• STATED EXERCISE: Copy every entry below word for word, keeping each line as it appears.

• Dataset entries:
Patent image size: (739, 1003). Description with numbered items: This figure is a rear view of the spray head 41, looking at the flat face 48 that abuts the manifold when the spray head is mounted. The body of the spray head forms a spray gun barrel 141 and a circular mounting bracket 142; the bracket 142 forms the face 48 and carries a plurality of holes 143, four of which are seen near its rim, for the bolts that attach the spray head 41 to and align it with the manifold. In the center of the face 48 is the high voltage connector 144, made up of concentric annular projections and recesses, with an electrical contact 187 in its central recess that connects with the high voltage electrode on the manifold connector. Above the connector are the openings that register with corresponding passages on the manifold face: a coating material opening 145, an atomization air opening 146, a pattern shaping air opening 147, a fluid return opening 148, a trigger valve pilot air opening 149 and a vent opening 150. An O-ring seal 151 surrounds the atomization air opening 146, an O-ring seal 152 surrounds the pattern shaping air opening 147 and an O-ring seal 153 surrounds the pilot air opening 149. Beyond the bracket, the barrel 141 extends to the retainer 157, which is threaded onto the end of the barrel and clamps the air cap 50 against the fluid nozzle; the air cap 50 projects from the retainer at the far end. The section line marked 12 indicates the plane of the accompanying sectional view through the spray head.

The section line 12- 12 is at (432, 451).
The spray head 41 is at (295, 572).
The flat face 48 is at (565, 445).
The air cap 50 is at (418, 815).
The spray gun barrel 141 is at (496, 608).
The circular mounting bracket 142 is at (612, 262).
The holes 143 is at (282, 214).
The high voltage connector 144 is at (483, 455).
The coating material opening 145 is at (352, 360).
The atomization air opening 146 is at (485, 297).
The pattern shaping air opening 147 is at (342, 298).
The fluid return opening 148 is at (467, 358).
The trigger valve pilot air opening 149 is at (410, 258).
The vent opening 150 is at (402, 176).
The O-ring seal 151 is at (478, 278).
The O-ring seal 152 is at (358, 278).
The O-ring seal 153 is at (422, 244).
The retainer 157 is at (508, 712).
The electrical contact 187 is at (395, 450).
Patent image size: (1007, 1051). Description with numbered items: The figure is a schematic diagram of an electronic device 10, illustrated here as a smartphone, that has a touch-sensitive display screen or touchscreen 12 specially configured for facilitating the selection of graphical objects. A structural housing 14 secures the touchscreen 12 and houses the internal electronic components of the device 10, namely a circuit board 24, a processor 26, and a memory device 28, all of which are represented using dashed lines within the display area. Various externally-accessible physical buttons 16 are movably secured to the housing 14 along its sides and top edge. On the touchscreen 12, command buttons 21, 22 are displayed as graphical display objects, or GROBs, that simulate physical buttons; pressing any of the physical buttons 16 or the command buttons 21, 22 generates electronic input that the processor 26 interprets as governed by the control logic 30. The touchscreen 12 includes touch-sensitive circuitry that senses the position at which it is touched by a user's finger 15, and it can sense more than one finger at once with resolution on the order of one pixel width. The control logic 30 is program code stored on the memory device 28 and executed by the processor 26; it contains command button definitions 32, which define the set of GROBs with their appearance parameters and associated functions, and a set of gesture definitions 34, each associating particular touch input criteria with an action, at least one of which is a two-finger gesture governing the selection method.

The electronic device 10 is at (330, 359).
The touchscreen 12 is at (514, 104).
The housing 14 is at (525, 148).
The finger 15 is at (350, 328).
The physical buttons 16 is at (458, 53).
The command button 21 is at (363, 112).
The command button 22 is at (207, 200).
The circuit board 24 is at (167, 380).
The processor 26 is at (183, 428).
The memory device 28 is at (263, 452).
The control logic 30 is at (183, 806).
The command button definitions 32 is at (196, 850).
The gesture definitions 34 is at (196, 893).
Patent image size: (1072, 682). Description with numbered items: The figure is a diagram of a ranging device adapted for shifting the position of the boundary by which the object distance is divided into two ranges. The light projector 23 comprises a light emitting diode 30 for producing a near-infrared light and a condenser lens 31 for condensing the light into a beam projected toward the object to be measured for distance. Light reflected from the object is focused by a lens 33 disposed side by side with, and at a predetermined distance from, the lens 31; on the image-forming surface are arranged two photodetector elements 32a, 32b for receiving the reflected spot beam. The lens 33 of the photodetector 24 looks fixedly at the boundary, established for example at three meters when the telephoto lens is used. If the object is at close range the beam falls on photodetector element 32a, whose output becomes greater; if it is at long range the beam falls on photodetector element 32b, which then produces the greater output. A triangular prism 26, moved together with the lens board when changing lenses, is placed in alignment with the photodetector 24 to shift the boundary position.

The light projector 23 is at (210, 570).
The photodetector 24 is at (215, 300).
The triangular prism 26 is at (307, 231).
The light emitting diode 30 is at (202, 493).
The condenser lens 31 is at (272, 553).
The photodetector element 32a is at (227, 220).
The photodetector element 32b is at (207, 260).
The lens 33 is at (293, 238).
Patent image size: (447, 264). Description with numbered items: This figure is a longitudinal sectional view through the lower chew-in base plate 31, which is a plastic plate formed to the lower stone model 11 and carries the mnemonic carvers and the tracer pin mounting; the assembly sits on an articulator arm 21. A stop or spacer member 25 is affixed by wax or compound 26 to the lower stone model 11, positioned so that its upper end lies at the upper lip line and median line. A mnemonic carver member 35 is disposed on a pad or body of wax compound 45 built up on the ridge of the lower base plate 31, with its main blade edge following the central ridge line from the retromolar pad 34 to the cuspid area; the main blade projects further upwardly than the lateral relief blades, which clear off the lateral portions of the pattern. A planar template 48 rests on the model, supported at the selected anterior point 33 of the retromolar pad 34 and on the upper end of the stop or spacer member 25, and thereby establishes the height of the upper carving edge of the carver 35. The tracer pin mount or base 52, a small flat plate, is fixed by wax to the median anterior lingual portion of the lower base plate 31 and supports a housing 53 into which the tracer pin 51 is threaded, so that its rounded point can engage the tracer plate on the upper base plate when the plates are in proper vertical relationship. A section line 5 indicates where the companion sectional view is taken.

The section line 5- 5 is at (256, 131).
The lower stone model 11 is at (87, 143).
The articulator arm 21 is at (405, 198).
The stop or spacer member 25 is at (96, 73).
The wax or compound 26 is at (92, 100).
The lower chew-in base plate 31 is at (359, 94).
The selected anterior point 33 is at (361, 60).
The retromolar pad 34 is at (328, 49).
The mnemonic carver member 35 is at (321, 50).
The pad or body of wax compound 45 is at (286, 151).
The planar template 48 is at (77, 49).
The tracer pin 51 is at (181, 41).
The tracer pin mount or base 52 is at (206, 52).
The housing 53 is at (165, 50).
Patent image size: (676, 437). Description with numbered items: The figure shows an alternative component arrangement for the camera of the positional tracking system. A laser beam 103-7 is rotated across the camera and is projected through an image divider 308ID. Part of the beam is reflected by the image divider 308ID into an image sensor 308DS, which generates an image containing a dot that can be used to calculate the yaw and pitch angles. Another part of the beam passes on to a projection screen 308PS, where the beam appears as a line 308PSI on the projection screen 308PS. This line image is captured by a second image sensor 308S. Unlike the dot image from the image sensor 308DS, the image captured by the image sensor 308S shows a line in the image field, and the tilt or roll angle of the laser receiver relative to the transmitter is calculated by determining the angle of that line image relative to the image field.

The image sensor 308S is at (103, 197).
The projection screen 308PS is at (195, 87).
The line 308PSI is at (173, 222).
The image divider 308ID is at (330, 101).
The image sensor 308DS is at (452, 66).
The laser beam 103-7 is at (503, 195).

• FULL OUTPUT:
Patent image size: (739, 1003). Description with numbered items: This figure is a rear view of the spray head 41, looking at the flat face 48 that abuts the manifold when the spray head is mounted. The body of the spray head forms a spray gun barrel 141 and a circular mounting bracket 142; the bracket 142 forms the face 48 and carries a plurality of holes 143, four of which are seen near its rim, for the bolts that attach the spray head 41 to and align it with the manifold. In the center of the face 48 is the high voltage connector 144, made up of concentric annular projections and recesses, with an electrical contact 187 in its central recess that connects with the high voltage electrode on the manifold connector. Above the connector are the openings that register with corresponding passages on the manifold face: a coating material opening 145, an atomization air opening 146, a pattern shaping air opening 147, a fluid return opening 148, a trigger valve pilot air opening 149 and a vent opening 150. An O-ring seal 151 surrounds the atomization air opening 146, an O-ring seal 152 surrounds the pattern shaping air opening 147 and an O-ring seal 153 surrounds the pilot air opening 149. Beyond the bracket, the barrel 141 extends to the retainer 157, which is threaded onto the end of the barrel and clamps the air cap 50 against the fluid nozzle; the air cap 50 projects from the retainer at the far end. The section line marked 12 indicates the plane of the accompanying sectional view through the spray head.

The section line 12- 12 is at (432, 451).
The spray head 41 is at (295, 572).
The flat face 48 is at (565, 445).
The air cap 50 is at (418, 815).
The spray gun barrel 141 is at (496, 608).
The circular mounting bracket 142 is at (612, 262).
The holes 143 is at (282, 214).
The high voltage connector 144 is at (483, 455).
The coating material opening 145 is at (352, 360).
The atomization air opening 146 is at (485, 297).
The pattern shaping air opening 147 is at (342, 298).
The fluid return opening 148 is at (467, 358).
The trigger valve pilot air opening 149 is at (410, 258).
The vent opening 150 is at (402, 176).
The O-ring seal 151 is at (478, 278).
The O-ring seal 152 is at (358, 278).
The O-ring seal 153 is at (422, 244).
The retainer 157 is at (508, 712).
The electrical contact 187 is at (395, 450).
Patent image size: (1007, 1051). Description with numbered items: The figure is a schematic diagram of an electronic device 10, illustrated here as a smartphone, that has a touch-sensitive display screen or touchscreen 12 specially configured for facilitating the selection of graphical objects. A structural housing 14 secures the touchscreen 12 and houses the internal electronic components of the device 10, namely a circuit board 24, a processor 26, and a memory device 28, all of which are represented using dashed lines within the display area. Various externally-accessible physical buttons 16 are movably secured to the housing 14 along its sides and top edge. On the touchscreen 12, command buttons 21, 22 are displayed as graphical display objects, or GROBs, that simulate physical buttons; pressing any of the physical buttons 16 or the command buttons 21, 22 generates electronic input that the processor 26 interprets as governed by the control logic 30. The touchscreen 12 includes touch-sensitive circuitry that senses the position at which it is touched by a user's finger 15, and it can sense more than one finger at once with resolution on the order of one pixel width. The control logic 30 is program code stored on the memory device 28 and executed by the processor 26; it contains command button definitions 32, which define the set of GROBs with their appearance parameters and associated functions, and a set of gesture definitions 34, each associating particular touch input criteria with an action, at least one of which is a two-finger gesture governing the selection method.

The electronic device 10 is at (330, 359).
The touchscreen 12 is at (514, 104).
The housing 14 is at (525, 148).
The finger 15 is at (350, 328).
The physical buttons 16 is at (458, 53).
The command button 21 is at (363, 112).
The command button 22 is at (207, 200).
The circuit board 24 is at (167, 380).
The processor 26 is at (183, 428).
The memory device 28 is at (263, 452).
The control logic 30 is at (183, 806).
The command button definitions 32 is at (196, 850).
The gesture definitions 34 is at (196, 893).
Patent image size: (1072, 682). Description with numbered items: The figure is a diagram of a ranging device adapted for shifting the position of the boundary by which the object distance is divided into two ranges. The light projector 23 comprises a light emitting diode 30 for producing a near-infrared light and a condenser lens 31 for condensing the light into a beam projected toward the object to be measured for distance. Light reflected from the object is focused by a lens 33 disposed side by side with, and at a predetermined distance from, the lens 31; on the image-forming surface are arranged two photodetector elements 32a, 32b for receiving the reflected spot beam. The lens 33 of the photodetector 24 looks fixedly at the boundary, established for example at three meters when the telephoto lens is used. If the object is at close range the beam falls on photodetector element 32a, whose output becomes greater; if it is at long range the beam falls on photodetector element 32b, which then produces the greater output. A triangular prism 26, moved together with the lens board when changing lenses, is placed in alignment with the photodetector 24 to shift the boundary position.

The light projector 23 is at (210, 570).
The photodetector 24 is at (215, 300).
The triangular prism 26 is at (307, 231).
The light emitting diode 30 is at (202, 493).
The condenser lens 31 is at (272, 553).
The photodetector element 32a is at (227, 220).
The photodetector element 32b is at (207, 260).
The lens 33 is at (293, 238).
Patent image size: (447, 264). Description with numbered items: This figure is a longitudinal sectional view through the lower chew-in base plate 31, which is a plastic plate formed to the lower stone model 11 and carries the mnemonic carvers and the tracer pin mounting; the assembly sits on an articulator arm 21. A stop or spacer member 25 is affixed by wax or compound 26 to the lower stone model 11, positioned so that its upper end lies at the upper lip line and median line. A mnemonic carver member 35 is disposed on a pad or body of wax compound 45 built up on the ridge of the lower base plate 31, with its main blade edge following the central ridge line from the retromolar pad 34 to the cuspid area; the main blade projects further upwardly than the lateral relief blades, which clear off the lateral portions of the pattern. A planar template 48 rests on the model, supported at the selected anterior point 33 of the retromolar pad 34 and on the upper end of the stop or spacer member 25, and thereby establishes the height of the upper carving edge of the carver 35. The tracer pin mount or base 52, a small flat plate, is fixed by wax to the median anterior lingual portion of the lower base plate 31 and supports a housing 53 into which the tracer pin 51 is threaded, so that its rounded point can engage the tracer plate on the upper base plate when the plates are in proper vertical relationship. A section line 5 indicates where the companion sectional view is taken.

The section line 5- 5 is at (256, 131).
The lower stone model 11 is at (87, 143).
The articulator arm 21 is at (405, 198).
The stop or spacer member 25 is at (96, 73).
The wax or compound 26 is at (92, 100).
The lower chew-in base plate 31 is at (359, 94).
The selected anterior point 33 is at (361, 60).
The retromolar pad 34 is at (328, 49).
The mnemonic carver member 35 is at (321, 50).
The pad or body of wax compound 45 is at (286, 151).
The planar template 48 is at (77, 49).
The tracer pin 51 is at (181, 41).
The tracer pin mount or base 52 is at (206, 52).
The housing 53 is at (165, 50).
Patent image size: (676, 437). Description with numbered items: The figure shows an alternative component arrangement for the camera of the positional tracking system. A laser beam 103-7 is rotated across the camera and is projected through an image divider 308ID. Part of the beam is reflected by the image divider 308ID into an image sensor 308DS, which generates an image containing a dot that can be used to calculate the yaw and pitch angles. Another part of the beam passes on to a projection screen 308PS, where the beam appears as a line 308PSI on the projection screen 308PS. This line image is captured by a second image sensor 308S. Unlike the dot image from the image sensor 308DS, the image captured by the image sensor 308S shows a line in the image field, and the tilt or roll angle of the laser receiver relative to the transmitter is calculated by determining the angle of that line image relative to the image field.

The image sensor 308S is at (103, 197).
The projection screen 308PS is at (195, 87).
The line 308PSI is at (173, 222).
The image divider 308ID is at (330, 101).
The image sensor 308DS is at (452, 66).
The laser beam 103-7 is at (503, 195).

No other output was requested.